──────── Information supplied

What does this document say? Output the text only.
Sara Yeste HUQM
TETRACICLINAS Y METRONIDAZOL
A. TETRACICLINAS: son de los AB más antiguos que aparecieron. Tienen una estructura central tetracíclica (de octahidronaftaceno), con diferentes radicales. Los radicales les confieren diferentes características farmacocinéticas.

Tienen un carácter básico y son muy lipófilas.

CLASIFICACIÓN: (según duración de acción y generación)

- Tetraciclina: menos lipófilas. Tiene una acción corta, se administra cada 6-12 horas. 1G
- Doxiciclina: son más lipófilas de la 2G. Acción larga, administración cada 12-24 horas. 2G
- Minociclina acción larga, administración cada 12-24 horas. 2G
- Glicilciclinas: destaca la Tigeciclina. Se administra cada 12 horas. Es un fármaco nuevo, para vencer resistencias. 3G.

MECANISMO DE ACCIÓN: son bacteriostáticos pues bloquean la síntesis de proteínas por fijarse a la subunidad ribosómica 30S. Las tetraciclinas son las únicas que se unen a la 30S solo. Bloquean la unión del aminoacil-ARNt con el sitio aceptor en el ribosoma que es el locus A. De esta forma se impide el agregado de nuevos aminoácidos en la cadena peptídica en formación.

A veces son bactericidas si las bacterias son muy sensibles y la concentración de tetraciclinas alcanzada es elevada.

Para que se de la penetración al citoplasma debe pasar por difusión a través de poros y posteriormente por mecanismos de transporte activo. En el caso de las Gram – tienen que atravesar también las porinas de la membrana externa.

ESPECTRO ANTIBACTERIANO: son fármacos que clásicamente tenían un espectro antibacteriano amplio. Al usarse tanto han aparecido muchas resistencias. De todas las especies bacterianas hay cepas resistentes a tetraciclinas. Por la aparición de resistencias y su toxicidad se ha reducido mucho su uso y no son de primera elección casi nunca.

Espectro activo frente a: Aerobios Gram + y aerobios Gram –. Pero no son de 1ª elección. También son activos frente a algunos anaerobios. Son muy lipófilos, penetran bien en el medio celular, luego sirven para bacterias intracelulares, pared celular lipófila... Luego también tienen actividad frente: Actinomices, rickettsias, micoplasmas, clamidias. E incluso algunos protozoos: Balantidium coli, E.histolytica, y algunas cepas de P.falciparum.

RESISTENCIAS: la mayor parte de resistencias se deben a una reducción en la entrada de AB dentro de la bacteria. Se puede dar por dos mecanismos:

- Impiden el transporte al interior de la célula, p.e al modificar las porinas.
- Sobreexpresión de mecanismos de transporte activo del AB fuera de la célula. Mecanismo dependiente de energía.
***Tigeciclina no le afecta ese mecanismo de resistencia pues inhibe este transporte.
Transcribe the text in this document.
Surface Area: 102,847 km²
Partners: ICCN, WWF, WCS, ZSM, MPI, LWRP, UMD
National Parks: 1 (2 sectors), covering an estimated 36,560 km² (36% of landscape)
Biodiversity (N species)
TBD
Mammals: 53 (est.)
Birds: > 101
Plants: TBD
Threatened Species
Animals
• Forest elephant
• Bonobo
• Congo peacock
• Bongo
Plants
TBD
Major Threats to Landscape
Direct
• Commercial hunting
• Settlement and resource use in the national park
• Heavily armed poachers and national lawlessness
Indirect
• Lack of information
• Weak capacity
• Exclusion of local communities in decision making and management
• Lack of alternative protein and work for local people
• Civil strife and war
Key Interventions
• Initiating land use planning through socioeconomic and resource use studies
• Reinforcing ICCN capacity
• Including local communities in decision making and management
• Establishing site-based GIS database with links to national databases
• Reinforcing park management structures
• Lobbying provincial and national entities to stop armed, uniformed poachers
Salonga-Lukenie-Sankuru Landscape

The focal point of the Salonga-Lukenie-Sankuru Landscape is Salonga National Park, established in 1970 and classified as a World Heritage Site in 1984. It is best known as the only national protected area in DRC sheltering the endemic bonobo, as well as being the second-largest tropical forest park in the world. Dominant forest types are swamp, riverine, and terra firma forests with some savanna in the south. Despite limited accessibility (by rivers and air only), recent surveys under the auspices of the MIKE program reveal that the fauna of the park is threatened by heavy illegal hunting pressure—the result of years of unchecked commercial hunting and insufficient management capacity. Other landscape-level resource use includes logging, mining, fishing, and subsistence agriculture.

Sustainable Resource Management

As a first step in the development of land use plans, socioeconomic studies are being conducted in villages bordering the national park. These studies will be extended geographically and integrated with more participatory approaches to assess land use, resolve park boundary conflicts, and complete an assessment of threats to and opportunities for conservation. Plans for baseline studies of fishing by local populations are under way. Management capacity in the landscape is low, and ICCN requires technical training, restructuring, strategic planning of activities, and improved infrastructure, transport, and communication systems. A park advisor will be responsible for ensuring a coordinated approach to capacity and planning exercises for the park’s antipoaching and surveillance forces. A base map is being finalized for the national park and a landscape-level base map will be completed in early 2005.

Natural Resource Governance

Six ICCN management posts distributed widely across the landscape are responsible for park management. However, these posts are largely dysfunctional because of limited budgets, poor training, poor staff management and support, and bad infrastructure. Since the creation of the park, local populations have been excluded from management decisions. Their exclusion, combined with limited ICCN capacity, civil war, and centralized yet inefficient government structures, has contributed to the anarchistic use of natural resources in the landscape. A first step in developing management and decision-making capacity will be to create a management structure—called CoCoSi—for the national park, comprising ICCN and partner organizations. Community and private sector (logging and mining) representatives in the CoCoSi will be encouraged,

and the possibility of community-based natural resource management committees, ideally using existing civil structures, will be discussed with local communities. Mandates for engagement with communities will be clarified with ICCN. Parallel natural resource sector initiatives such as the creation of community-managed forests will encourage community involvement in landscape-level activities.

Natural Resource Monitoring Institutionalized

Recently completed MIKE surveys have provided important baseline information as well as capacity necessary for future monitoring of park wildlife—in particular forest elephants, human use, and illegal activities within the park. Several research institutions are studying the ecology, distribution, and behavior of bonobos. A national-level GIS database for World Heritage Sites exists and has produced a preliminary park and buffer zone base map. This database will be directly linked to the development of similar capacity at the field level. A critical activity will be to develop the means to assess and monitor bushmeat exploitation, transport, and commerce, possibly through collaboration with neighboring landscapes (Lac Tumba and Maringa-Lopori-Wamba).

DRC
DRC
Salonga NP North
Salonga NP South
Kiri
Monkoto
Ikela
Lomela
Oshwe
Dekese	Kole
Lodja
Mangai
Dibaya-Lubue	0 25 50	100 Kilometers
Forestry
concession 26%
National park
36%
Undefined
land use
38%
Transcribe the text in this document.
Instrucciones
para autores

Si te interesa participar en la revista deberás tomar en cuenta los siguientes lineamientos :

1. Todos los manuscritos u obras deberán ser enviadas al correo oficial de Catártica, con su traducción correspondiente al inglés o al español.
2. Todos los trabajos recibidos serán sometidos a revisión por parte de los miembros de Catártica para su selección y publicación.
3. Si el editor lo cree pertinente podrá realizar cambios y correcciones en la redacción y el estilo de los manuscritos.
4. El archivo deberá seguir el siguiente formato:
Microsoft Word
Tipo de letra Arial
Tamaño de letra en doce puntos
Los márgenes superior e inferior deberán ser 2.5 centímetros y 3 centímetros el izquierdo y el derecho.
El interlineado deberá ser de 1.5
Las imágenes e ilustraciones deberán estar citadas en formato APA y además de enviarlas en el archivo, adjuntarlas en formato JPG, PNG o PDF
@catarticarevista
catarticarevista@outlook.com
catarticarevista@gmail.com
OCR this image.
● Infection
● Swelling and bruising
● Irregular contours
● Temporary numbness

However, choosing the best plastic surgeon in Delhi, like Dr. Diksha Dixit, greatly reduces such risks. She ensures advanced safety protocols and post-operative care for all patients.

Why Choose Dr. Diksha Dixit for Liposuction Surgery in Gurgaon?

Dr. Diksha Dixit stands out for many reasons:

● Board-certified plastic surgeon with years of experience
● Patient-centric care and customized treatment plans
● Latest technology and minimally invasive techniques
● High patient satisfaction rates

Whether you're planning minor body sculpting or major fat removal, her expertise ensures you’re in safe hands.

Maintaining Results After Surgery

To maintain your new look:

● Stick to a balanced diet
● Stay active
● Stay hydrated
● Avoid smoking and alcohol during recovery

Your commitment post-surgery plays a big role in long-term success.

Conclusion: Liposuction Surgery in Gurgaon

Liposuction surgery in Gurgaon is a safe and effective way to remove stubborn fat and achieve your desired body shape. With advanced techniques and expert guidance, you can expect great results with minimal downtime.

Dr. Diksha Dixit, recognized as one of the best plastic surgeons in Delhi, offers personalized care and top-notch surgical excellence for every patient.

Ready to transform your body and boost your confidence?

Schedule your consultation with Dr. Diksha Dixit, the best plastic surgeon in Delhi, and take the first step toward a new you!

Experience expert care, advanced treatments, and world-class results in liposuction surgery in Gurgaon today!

────────────────

Aim of the exercise:
Check every line in the entries for the word "planning". State how many have it, with no other text.

Answer below:
3